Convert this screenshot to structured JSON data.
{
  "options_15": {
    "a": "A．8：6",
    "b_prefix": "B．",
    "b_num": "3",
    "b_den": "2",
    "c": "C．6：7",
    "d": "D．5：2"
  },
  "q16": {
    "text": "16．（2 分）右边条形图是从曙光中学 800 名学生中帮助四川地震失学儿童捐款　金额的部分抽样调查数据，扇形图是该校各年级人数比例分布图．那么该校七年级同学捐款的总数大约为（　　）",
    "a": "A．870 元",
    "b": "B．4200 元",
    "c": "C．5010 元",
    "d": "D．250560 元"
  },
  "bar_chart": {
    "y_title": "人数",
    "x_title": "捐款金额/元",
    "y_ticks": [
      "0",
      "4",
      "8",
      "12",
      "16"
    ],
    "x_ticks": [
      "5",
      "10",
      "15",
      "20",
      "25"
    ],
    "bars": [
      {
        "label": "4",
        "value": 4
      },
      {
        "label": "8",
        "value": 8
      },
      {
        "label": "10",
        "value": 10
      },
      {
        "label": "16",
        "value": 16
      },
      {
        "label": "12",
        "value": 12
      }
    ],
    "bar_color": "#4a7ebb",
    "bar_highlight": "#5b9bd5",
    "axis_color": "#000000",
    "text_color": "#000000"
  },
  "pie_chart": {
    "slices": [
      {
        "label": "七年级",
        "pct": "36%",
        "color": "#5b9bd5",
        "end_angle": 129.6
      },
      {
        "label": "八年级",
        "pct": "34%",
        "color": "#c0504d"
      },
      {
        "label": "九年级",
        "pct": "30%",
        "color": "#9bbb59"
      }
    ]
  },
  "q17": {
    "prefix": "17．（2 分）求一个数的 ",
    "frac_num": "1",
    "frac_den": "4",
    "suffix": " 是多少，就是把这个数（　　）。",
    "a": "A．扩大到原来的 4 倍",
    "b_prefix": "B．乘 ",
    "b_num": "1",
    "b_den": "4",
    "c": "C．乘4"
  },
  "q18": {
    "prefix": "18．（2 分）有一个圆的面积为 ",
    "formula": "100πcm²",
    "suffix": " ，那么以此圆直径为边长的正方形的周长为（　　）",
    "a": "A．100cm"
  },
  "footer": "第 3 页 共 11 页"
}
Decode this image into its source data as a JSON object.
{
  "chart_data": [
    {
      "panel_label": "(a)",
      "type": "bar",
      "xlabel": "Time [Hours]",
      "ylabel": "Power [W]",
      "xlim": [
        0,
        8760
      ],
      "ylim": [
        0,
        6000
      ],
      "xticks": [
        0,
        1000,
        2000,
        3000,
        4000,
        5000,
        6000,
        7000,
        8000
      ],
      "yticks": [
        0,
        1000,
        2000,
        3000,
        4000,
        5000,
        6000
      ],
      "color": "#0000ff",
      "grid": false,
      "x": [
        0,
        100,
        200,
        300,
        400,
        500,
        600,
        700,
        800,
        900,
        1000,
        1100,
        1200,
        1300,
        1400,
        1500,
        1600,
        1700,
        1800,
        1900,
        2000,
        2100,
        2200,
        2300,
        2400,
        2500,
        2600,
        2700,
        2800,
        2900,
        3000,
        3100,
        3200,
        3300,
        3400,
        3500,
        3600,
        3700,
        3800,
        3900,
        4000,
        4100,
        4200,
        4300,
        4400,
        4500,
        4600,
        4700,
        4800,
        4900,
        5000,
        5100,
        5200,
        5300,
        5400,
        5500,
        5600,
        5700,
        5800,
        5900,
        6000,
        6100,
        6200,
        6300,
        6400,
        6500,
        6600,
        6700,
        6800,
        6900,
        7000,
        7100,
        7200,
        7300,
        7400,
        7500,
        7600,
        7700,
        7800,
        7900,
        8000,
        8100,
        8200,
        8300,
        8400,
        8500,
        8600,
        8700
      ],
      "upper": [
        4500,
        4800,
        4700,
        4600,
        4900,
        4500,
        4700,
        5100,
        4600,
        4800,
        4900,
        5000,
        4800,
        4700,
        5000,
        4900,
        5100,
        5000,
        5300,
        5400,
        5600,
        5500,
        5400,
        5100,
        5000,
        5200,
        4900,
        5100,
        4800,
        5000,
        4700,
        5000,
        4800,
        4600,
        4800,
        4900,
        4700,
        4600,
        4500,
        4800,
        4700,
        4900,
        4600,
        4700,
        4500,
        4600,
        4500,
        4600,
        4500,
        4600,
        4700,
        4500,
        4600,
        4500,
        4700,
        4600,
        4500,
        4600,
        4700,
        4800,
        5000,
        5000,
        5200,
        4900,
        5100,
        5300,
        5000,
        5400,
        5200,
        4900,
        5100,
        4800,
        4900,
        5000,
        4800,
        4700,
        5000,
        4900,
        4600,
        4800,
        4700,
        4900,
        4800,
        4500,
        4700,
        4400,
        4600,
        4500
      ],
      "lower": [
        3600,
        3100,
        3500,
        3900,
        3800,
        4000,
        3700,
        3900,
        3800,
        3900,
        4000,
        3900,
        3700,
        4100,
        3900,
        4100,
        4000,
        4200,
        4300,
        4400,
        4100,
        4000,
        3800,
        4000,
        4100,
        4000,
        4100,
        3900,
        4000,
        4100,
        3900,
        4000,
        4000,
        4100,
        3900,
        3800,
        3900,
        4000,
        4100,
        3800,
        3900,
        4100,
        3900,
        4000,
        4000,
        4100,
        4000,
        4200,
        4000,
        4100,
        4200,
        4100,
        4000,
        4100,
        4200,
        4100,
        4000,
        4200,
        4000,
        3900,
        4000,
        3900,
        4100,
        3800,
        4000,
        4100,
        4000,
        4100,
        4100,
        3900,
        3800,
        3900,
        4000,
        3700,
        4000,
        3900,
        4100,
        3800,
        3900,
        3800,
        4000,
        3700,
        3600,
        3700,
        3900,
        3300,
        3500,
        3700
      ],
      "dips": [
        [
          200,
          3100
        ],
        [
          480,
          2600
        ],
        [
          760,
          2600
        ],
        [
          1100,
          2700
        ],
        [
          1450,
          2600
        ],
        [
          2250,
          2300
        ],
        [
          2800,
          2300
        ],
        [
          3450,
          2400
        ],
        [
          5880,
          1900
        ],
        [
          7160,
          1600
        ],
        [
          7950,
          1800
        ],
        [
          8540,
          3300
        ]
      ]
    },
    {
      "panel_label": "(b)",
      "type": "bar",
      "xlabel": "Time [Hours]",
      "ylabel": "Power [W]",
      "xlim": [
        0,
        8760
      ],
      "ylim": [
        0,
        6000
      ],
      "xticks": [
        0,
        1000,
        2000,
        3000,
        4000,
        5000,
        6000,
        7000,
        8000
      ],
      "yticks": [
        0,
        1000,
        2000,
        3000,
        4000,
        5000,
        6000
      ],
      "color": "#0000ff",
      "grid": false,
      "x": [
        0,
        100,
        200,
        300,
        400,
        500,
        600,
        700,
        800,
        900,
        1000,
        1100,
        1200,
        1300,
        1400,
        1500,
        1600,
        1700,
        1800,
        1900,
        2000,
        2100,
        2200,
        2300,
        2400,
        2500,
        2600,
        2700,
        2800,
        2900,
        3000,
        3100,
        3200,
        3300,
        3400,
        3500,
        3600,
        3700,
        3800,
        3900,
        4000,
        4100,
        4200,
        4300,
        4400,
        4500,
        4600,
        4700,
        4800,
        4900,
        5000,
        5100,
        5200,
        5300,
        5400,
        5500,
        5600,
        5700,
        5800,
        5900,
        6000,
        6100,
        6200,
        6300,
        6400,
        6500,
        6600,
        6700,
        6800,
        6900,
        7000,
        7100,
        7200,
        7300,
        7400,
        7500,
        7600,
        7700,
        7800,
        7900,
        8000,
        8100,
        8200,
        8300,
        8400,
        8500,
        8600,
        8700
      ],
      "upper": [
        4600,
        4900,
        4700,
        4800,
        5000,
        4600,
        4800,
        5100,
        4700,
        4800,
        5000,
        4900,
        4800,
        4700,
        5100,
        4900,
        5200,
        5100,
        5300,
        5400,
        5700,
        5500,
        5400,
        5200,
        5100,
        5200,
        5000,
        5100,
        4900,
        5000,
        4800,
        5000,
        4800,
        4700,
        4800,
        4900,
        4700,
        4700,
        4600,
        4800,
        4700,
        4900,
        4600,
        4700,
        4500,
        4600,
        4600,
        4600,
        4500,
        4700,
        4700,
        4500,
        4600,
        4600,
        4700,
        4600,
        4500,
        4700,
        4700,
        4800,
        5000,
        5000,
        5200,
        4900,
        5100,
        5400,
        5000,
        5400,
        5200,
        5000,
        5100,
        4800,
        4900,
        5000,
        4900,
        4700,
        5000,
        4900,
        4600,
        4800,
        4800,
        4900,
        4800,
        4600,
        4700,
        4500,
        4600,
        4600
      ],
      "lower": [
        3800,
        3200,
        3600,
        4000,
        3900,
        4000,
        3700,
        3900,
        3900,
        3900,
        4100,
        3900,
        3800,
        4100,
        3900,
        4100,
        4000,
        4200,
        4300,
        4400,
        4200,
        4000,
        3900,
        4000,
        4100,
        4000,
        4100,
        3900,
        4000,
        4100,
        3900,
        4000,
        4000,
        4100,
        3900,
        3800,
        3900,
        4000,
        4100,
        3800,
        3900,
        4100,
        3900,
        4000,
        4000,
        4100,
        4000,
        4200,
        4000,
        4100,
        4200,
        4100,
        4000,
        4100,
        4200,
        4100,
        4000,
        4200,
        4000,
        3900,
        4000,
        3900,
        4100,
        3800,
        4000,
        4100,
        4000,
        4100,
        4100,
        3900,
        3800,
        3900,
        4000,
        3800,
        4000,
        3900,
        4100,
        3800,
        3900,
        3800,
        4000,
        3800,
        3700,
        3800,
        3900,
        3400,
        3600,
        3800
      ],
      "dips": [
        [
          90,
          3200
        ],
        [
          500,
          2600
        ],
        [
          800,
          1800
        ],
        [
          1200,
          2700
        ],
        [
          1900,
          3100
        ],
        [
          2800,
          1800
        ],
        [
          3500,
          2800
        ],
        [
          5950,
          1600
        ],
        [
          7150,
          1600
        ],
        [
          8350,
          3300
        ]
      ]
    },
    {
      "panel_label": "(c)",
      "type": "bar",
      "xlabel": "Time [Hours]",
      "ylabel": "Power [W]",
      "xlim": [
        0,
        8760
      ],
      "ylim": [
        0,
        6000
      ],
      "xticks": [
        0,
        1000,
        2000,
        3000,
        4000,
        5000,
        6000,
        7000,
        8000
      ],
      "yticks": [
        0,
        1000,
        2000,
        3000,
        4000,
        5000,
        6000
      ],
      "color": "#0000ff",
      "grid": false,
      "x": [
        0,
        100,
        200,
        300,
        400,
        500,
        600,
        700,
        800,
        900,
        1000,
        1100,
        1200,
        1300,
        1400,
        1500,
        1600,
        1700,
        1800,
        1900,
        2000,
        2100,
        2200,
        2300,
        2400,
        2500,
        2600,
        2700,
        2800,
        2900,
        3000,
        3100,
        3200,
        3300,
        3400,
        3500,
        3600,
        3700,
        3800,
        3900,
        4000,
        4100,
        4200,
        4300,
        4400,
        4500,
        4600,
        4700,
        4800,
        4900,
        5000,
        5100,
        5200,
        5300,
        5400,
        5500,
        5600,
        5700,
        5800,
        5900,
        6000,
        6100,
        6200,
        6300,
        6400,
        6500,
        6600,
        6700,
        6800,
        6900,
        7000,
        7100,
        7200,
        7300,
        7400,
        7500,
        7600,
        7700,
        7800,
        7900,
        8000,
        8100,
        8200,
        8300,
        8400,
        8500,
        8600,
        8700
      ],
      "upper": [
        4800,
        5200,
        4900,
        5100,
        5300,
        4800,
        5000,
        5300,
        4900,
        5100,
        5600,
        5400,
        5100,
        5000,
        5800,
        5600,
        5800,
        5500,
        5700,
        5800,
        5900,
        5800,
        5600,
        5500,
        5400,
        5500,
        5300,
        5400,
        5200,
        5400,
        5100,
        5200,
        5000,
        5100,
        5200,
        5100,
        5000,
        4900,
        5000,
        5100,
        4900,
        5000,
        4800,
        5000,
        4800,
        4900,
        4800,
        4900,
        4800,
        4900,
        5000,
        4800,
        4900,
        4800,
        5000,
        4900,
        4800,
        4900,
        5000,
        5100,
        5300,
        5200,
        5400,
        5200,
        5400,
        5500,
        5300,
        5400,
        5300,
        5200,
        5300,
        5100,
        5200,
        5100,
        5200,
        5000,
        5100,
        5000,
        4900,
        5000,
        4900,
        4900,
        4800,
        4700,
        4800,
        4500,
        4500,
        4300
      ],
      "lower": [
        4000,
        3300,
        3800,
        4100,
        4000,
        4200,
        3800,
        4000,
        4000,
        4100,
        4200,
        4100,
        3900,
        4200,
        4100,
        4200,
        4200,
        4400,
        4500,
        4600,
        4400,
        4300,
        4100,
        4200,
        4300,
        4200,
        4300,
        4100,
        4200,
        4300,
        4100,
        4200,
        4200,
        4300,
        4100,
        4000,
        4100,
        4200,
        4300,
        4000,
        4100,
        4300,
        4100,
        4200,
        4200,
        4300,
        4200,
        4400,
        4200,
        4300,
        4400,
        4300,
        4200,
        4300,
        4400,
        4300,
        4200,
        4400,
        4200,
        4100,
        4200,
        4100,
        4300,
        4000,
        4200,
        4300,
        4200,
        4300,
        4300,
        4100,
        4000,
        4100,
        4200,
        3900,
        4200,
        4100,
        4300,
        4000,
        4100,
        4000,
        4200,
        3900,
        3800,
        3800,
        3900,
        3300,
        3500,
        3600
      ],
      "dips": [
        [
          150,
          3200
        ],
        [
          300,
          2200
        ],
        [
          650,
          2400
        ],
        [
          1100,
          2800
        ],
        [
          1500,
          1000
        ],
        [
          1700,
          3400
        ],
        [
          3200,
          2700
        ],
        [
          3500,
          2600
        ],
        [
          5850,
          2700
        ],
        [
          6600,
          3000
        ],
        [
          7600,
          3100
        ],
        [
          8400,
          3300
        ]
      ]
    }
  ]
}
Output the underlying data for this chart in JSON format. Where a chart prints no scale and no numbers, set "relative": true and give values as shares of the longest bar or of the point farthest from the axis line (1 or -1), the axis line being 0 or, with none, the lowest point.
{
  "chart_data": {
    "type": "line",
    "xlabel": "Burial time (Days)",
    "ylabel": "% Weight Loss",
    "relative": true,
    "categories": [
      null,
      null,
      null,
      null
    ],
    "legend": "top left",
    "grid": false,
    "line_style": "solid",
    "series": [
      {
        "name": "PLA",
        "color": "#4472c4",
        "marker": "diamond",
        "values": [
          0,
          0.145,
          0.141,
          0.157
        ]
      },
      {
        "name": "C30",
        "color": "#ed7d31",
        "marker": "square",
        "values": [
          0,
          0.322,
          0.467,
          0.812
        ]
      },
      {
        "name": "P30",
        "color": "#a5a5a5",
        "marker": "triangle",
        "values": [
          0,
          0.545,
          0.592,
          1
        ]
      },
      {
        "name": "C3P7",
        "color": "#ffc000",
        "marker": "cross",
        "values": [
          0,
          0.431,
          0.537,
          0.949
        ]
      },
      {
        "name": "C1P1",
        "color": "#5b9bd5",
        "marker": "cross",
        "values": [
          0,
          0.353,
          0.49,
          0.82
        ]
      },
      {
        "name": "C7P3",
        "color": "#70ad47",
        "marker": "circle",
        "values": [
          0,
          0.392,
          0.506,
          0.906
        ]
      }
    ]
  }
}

Requirement ->
Return exactly the lines from the line bearing "Output the underlying" to the end of the records, inclusive of both; include no other lines.

Solution for this task ->
Output the underlying data for this chart in JSON format. Where a chart prints no scale and no numbers, set "relative": true and give values as shares of the longest bar or of the point farthest from the axis line (1 or -1), the axis line being 0 or, with none, the lowest point.
{
  "chart_data": {
    "type": "line",
    "xlabel": "Burial time (Days)",
    "ylabel": "% Weight Loss",
    "relative": true,
    "categories": [
      null,
      null,
      null,
      null
    ],
    "legend": "top left",
    "grid": false,
    "line_style": "solid",
    "series": [
      {
        "name": "PLA",
        "color": "#4472c4",
        "marker": "diamond",
        "values": [
          0,
          0.145,
          0.141,
          0.157
        ]
      },
      {
        "name": "C30",
        "color": "#ed7d31",
        "marker": "square",
        "values": [
          0,
          0.322,
          0.467,
          0.812
        ]
      },
      {
        "name": "P30",
        "color": "#a5a5a5",
        "marker": "triangle",
        "values": [
          0,
          0.545,
          0.592,
          1
        ]
      },
      {
        "name": "C3P7",
        "color": "#ffc000",
        "marker": "cross",
        "values": [
          0,
          0.431,
          0.537,
          0.949
        ]
      },
      {
        "name": "C1P1",
        "color": "#5b9bd5",
        "marker": "cross",
        "values": [
          0,
          0.353,
          0.49,
          0.82
        ]
      },
      {
        "name": "C7P3",
        "color": "#70ad47",
        "marker": "circle",
        "values": [
          0,
          0.392,
          0.506,
          0.906
        ]
      }
    ]
  }
}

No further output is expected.